GIVEN INSTRUCTION —
Copy out each line exactly as it appears.
<<<<
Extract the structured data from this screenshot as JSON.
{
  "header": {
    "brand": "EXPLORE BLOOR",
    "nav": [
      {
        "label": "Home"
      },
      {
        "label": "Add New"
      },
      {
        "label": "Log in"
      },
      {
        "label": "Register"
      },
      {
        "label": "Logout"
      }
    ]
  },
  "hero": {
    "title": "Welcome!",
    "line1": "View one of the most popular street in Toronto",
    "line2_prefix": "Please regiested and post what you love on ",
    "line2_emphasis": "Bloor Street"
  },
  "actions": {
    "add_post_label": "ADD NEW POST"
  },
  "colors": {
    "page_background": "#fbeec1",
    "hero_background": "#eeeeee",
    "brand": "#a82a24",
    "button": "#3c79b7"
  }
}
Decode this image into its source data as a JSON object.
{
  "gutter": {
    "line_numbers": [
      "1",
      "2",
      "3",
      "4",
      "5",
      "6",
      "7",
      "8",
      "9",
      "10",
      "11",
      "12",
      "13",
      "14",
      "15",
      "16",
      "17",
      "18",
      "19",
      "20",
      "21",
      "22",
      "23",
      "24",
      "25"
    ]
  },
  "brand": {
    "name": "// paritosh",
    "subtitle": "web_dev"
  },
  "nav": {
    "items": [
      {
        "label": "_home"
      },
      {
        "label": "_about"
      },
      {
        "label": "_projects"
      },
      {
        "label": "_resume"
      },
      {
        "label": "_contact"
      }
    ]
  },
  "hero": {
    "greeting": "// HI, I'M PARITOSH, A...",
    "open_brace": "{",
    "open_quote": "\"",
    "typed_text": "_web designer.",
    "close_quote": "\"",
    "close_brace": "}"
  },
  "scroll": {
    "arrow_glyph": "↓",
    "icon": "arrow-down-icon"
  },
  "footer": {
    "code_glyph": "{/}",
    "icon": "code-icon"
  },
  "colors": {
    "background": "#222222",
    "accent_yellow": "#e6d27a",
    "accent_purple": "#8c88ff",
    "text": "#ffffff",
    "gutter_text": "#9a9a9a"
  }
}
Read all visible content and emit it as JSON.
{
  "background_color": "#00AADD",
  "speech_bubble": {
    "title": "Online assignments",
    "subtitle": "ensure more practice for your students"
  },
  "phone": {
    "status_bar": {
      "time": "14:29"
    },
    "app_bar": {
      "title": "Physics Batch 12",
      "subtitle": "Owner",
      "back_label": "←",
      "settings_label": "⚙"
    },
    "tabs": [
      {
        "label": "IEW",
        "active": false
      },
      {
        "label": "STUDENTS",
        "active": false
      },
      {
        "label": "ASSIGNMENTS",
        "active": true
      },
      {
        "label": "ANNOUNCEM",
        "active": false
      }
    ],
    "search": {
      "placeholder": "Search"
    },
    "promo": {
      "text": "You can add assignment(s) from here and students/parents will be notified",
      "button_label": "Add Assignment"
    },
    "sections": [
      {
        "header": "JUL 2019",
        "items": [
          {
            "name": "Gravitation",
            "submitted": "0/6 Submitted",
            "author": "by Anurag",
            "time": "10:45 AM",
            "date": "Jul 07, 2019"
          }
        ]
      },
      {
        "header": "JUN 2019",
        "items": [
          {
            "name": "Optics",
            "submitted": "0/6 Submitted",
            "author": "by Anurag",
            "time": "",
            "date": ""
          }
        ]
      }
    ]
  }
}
>>>>
REPLY —
Extract the structured data from this screenshot as JSON.
{
  "header": {
    "brand": "EXPLORE BLOOR",
    "nav": [
      {
        "label": "Home"
      },
      {
        "label": "Add New"
      },
      {
        "label": "Log in"
      },
      {
        "label": "Register"
      },
      {
        "label": "Logout"
      }
    ]
  },
  "hero": {
    "title": "Welcome!",
    "line1": "View one of the most popular street in Toronto",
    "line2_prefix": "Please regiested and post what you love on ",
    "line2_emphasis": "Bloor Street"
  },
  "actions": {
    "add_post_label": "ADD NEW POST"
  },
  "colors": {
    "page_background": "#fbeec1",
    "hero_background": "#eeeeee",
    "brand": "#a82a24",
    "button": "#3c79b7"
  }
}
Decode this image into its source data as a JSON object.
{
  "gutter": {
    "line_numbers": [
      "1",
      "2",
      "3",
      "4",
      "5",
      "6",
      "7",
      "8",
      "9",
      "10",
      "11",
      "12",
      "13",
      "14",
      "15",
      "16",
      "17",
      "18",
      "19",
      "20",
      "21",
      "22",
      "23",
      "24",
      "25"
    ]
  },
  "brand": {
    "name": "// paritosh",
    "subtitle": "web_dev"
  },
  "nav": {
    "items": [
      {
        "label": "_home"
      },
      {
        "label": "_about"
      },
      {
        "label": "_projects"
      },
      {
        "label": "_resume"
      },
      {
        "label": "_contact"
      }
    ]
  },
  "hero": {
    "greeting": "// HI, I'M PARITOSH, A...",
    "open_brace": "{",
    "open_quote": "\"",
    "typed_text": "_web designer.",
    "close_quote": "\"",
    "close_brace": "}"
  },
  "scroll": {
    "arrow_glyph": "↓",
    "icon": "arrow-down-icon"
  },
  "footer": {
    "code_glyph": "{/}",
    "icon": "code-icon"
  },
  "colors": {
    "background": "#222222",
    "accent_yellow": "#e6d27a",
    "accent_purple": "#8c88ff",
    "text": "#ffffff",
    "gutter_text": "#9a9a9a"
  }
}
Read all visible content and emit it as JSON.
{
  "background_color": "#00AADD",
  "speech_bubble": {
    "title": "Online assignments",
    "subtitle": "ensure more practice for your students"
  },
  "phone": {
    "status_bar": {
      "time": "14:29"
    },
    "app_bar": {
      "title": "Physics Batch 12",
      "subtitle": "Owner",
      "back_label": "←",
      "settings_label": "⚙"
    },
    "tabs": [
      {
        "label": "IEW",
        "active": false
      },
      {
        "label": "STUDENTS",
        "active": false
      },
      {
        "label": "ASSIGNMENTS",
        "active": true
      },
      {
        "label": "ANNOUNCEM",
        "active": false
      }
    ],
    "search": {
      "placeholder": "Search"
    },
    "promo": {
      "text": "You can add assignment(s) from here and students/parents will be notified",
      "button_label": "Add Assignment"
    },
    "sections": [
      {
        "header": "JUL 2019",
        "items": [
          {
            "name": "Gravitation",
            "submitted": "0/6 Submitted",
            "author": "by Anurag",
            "time": "10:45 AM",
            "date": "Jul 07, 2019"
          }
        ]
      },
      {
        "header": "JUN 2019",
        "items": [
          {
            "name": "Optics",
            "submitted": "0/6 Submitted",
            "author": "by Anurag",
            "time": "",
            "date": ""
          }
        ]
      }
    ]
  }
}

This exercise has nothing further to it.